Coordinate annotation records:
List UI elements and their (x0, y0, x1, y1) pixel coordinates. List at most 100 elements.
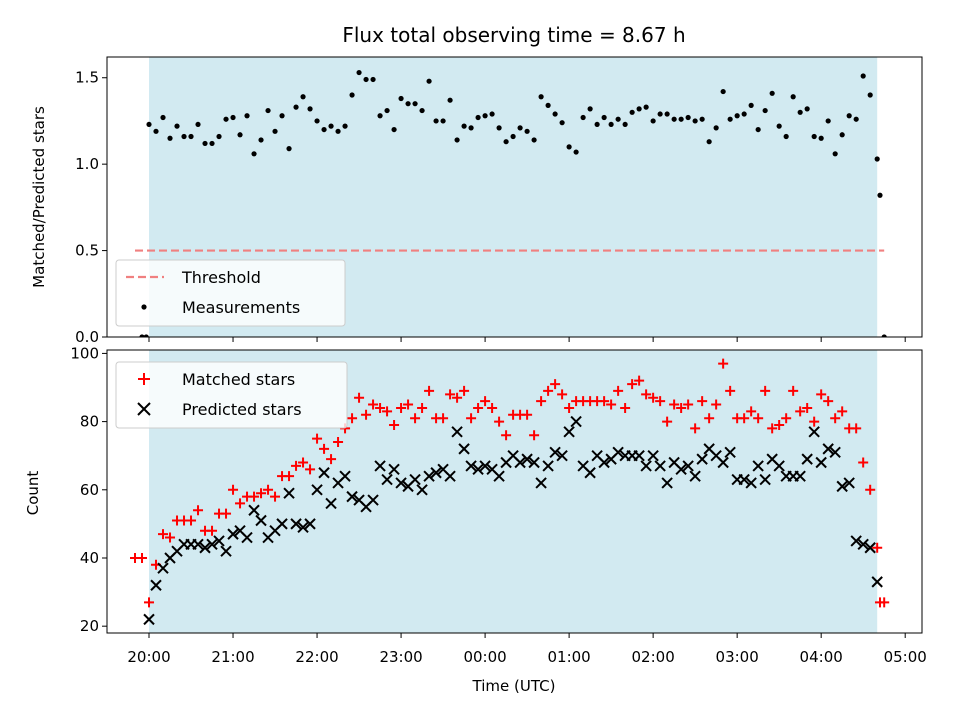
measurement-point (447, 97, 453, 103)
predicted-star-point (612, 446, 624, 458)
matched-star-point (795, 406, 806, 417)
measurement-point (713, 125, 719, 131)
matched-star-point (620, 402, 631, 413)
measurement-point (804, 106, 810, 112)
measurement-point (734, 113, 740, 119)
measurement-point (237, 132, 243, 138)
matched-star-point (347, 413, 358, 424)
y-tick-label: 0.0 (75, 328, 99, 346)
matched-star-point (382, 406, 393, 417)
matched-star-point (606, 399, 617, 410)
matched-star-point (368, 399, 379, 410)
predicted-star-point (367, 494, 379, 506)
predicted-star-point (276, 518, 288, 530)
measurement-point (671, 116, 677, 122)
matched-star-point (221, 508, 232, 519)
predicted-star-point (801, 453, 813, 465)
predicted-star-point (563, 426, 575, 438)
matched-star-point (851, 423, 862, 434)
measurement-point (258, 137, 264, 143)
predicted-star-point (346, 490, 358, 503)
predicted-star-point (248, 504, 260, 516)
measurement-point (349, 92, 355, 98)
matched-star-point (333, 437, 344, 448)
measurement-point (384, 107, 390, 114)
measurement-point (664, 111, 670, 117)
measurement-point (321, 126, 327, 133)
predicted-star-point (752, 460, 764, 472)
legend-measurement-swatch (141, 304, 147, 310)
axes-frame (106, 349, 923, 634)
matched-star-point (228, 484, 239, 495)
matched-star-point (711, 399, 722, 410)
matched-star-point (165, 532, 176, 543)
measurement-point (300, 94, 306, 100)
matched-star-point (249, 491, 260, 502)
measurement-point (251, 151, 257, 157)
predicted-star-point (717, 456, 729, 469)
predicted-star-point (542, 460, 554, 472)
predicted-star-point (864, 542, 876, 554)
matched-star-point (599, 396, 610, 407)
predicted-star-point (388, 463, 400, 476)
predicted-star-point (227, 528, 239, 540)
measurement-point (720, 88, 726, 95)
measurement-point (272, 128, 278, 134)
measurement-point (195, 121, 201, 128)
matched-star-point (655, 396, 666, 407)
measurement-point (398, 95, 404, 102)
predicted-star-point (451, 426, 463, 438)
matched-star-point (746, 406, 757, 417)
measurement-point (538, 94, 544, 100)
x-tick-label: 01:00 (547, 648, 590, 666)
matched-star-point (207, 525, 218, 536)
predicted-star-point (143, 613, 155, 626)
matched-star-point (270, 491, 281, 502)
measurement-point (482, 113, 488, 119)
measurement-point (167, 135, 173, 141)
predicted-star-point (598, 456, 610, 469)
predicted-star-point (444, 470, 456, 482)
predicted-star-point (745, 477, 757, 489)
measurement-point (342, 123, 348, 129)
matched-star-point (627, 379, 638, 390)
measurement-point (433, 118, 439, 124)
measurement-point (881, 334, 887, 337)
y-tick-label: 1.5 (75, 69, 99, 87)
measurement-point (755, 126, 761, 133)
matched-star-point (767, 423, 778, 434)
measurement-point (818, 135, 824, 141)
predicted-star-point (528, 456, 540, 469)
measurement-point (489, 111, 495, 117)
matched-star-point (865, 484, 876, 495)
matched-star-point (410, 413, 421, 424)
measurement-point (223, 116, 229, 122)
predicted-star-point (465, 460, 477, 472)
measurement-point (860, 73, 866, 79)
measurement-point (832, 151, 838, 157)
top-legend: Threshold Measurements (115, 259, 346, 327)
predicted-star-point (556, 449, 568, 462)
matched-star-point (158, 529, 169, 540)
measurement-point (797, 109, 803, 115)
bottom-y-axis-label: Count (24, 471, 42, 516)
measurement-point (230, 114, 236, 121)
matched-star-point (186, 515, 197, 526)
predicted-star-point (395, 477, 407, 489)
predicted-star-point (423, 470, 435, 482)
predicted-star-point (822, 443, 834, 455)
matched-star-point (445, 389, 456, 400)
matched-star-point (284, 471, 295, 482)
measurement-point (412, 101, 418, 107)
measurement-point (811, 133, 817, 140)
measurement-point (293, 104, 299, 110)
matched-star-point (683, 399, 694, 410)
matched-star-point (739, 413, 750, 424)
measurement-point (853, 116, 859, 122)
chart-title: Flux total observing time = 8.67 h (342, 23, 685, 47)
matched-star-point (438, 413, 449, 424)
predicted-star-point (850, 535, 862, 547)
legend-matched-swatch (138, 373, 150, 385)
matched-star-point (858, 457, 869, 468)
series-predicted-stars (143, 415, 883, 626)
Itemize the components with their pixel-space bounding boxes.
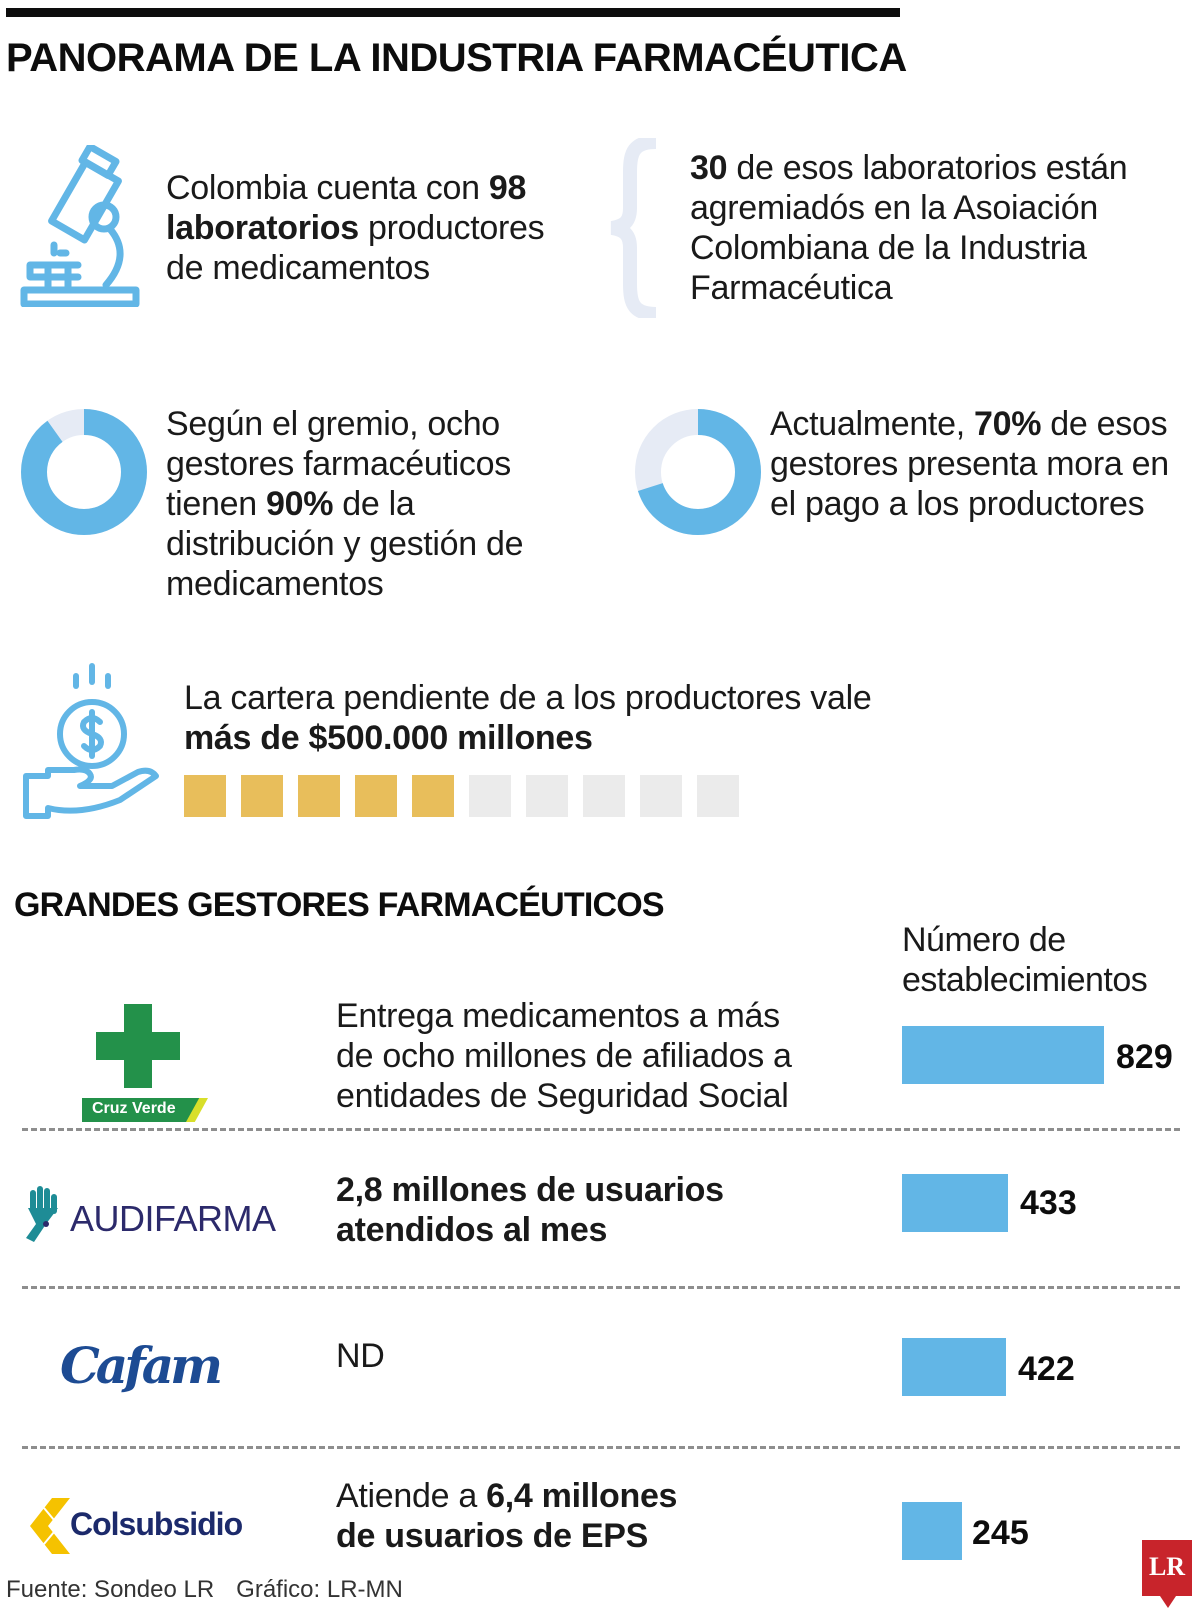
audifarma-logo: AUDIFARMA	[24, 1184, 276, 1244]
square-empty	[469, 775, 511, 817]
stat-agremiados: 30 de esos laboratorios están agremiadós…	[690, 149, 1128, 307]
row-divider	[22, 1286, 1180, 1289]
row-divider	[22, 1128, 1180, 1131]
cafam-logo-text: Cafam	[60, 1336, 223, 1395]
cruz-verde-description: Entrega medicamentos a más de ocho millo…	[336, 997, 792, 1115]
cartera-pictogram	[184, 775, 739, 817]
colsubsidio-logo: Colsubsidio	[30, 1498, 270, 1554]
donut-chart-70	[635, 409, 761, 535]
lr-logo-badge: LR	[1142, 1540, 1192, 1608]
section-title: GRANDES GESTORES FARMACÉUTICOS	[14, 886, 665, 924]
lr-badge-box	[1142, 1540, 1192, 1596]
donut-chart-90	[21, 409, 147, 535]
square-filled	[355, 775, 397, 817]
square-empty	[640, 775, 682, 817]
credit-text: Gráfico: LR-MN	[236, 1576, 403, 1603]
value-colsubsidio: 245	[972, 1514, 1029, 1552]
colsubsidio-description: Atiende a 6,4 millones de usuarios de EP…	[336, 1477, 678, 1555]
curly-brace-icon	[610, 138, 657, 318]
page-title: PANORAMA DE LA INDUSTRIA FARMACÉUTICA	[6, 36, 907, 80]
lr-badge-text: LR	[1148, 1552, 1186, 1581]
cruz-verde-logo: Cruz Verde	[82, 1004, 212, 1122]
square-empty	[697, 775, 739, 817]
bar-cruz-verde	[902, 1026, 1104, 1084]
square-filled	[298, 775, 340, 817]
colsubsidio-chevron-icon	[30, 1498, 70, 1554]
cruz-verde-logo-text: Cruz Verde	[92, 1100, 176, 1117]
bar-cafam	[902, 1338, 1006, 1396]
hand-coin-dollar-icon	[23, 663, 159, 819]
microscope-icon	[20, 145, 140, 307]
audifarma-logo-text: AUDIFARMA	[70, 1198, 276, 1239]
stat-cartera: La cartera pendiente de a los productore…	[184, 679, 872, 757]
square-filled	[412, 775, 454, 817]
stat-mora-70: Actualmente, 70% de esos gestores presen…	[770, 405, 1169, 523]
cafam-description: ND	[336, 1337, 385, 1375]
stat-laboratorios: Colombia cuenta con 98 laboratorios prod…	[166, 169, 545, 287]
cafam-logo: Cafam	[60, 1334, 240, 1404]
header-rule	[6, 8, 900, 17]
footer-credits: Fuente: Sondeo LR Gráfico: LR-MN	[6, 1576, 403, 1604]
value-cafam: 422	[1018, 1350, 1075, 1388]
square-empty	[583, 775, 625, 817]
lr-badge-tail	[1160, 1596, 1176, 1608]
square-filled	[241, 775, 283, 817]
bar-audifarma	[902, 1174, 1008, 1232]
column-header: Número de establecimientos	[902, 921, 1148, 999]
square-empty	[526, 775, 568, 817]
audifarma-hand-icon	[26, 1186, 58, 1242]
square-filled	[184, 775, 226, 817]
bar-colsubsidio	[902, 1502, 962, 1560]
cruz-verde-banner	[82, 1098, 206, 1122]
colsubsidio-logo-text: Colsubsidio	[70, 1506, 243, 1542]
audifarma-description: 2,8 millones de usuarios atendidos al me…	[336, 1171, 724, 1249]
value-cruz-verde: 829	[1116, 1038, 1173, 1076]
green-cross-icon	[96, 1004, 180, 1088]
value-audifarma: 433	[1020, 1184, 1077, 1222]
row-divider	[22, 1446, 1180, 1449]
stat-gestores-90: Según el gremio, ocho gestores farmacéut…	[166, 405, 524, 603]
source-text: Fuente: Sondeo LR	[6, 1576, 215, 1603]
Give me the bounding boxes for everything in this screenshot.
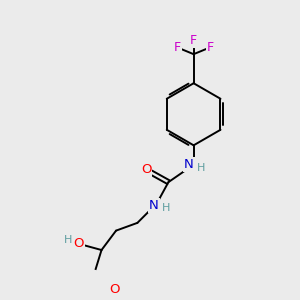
Text: F: F bbox=[174, 41, 181, 54]
Text: N: N bbox=[149, 199, 159, 212]
Text: O: O bbox=[109, 284, 119, 296]
Text: O: O bbox=[73, 237, 83, 250]
Text: F: F bbox=[190, 34, 197, 47]
Text: H: H bbox=[197, 163, 206, 172]
Text: H: H bbox=[64, 235, 73, 245]
Text: N: N bbox=[184, 158, 194, 171]
Text: H: H bbox=[162, 203, 171, 213]
Text: O: O bbox=[141, 163, 152, 176]
Text: F: F bbox=[207, 41, 214, 54]
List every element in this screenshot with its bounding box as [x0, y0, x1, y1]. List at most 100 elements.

Exercise brief: Recast the lines as a JSON list of strings, one string per line and no blank lines. Begin at the line containing "1184, 276, 1244]" and stop after the line containing "775, 397, 817]".

Worked answer:
[
  "audifarma-logo: AUDIFARMA\t[24, 1184, 276, 1244]",
  "square-empty\t[469, 775, 511, 817]",
  "stat-agremiados: 30 de esos laboratorios están agremiadós…\t[690, 149, 1128, 307]",
  "row-divider\t[22, 1286, 1180, 1289]",
  "row-divider\t[22, 1128, 1180, 1131]",
  "cafam-logo-text: Cafam\t[60, 1336, 223, 1395]",
  "cruz-verde-description: Entrega medicamentos a más de ocho millo…\t[336, 997, 792, 1115]",
  "cartera-pictogram\t[184, 775, 739, 817]",
  "colsubsidio-logo: Colsubsidio\t[30, 1498, 270, 1554]",
  "donut-chart-70\t[635, 409, 761, 535]",
  "lr-logo-badge: LR\t[1142, 1540, 1192, 1608]",
  "section-title: GRANDES GESTORES FARMACÉUTICOS\t[14, 886, 665, 924]",
  "lr-badge-box\t[1142, 1540, 1192, 1596]",
  "donut-chart-90\t[21, 409, 147, 535]",
  "square-filled\t[355, 775, 397, 817]"
]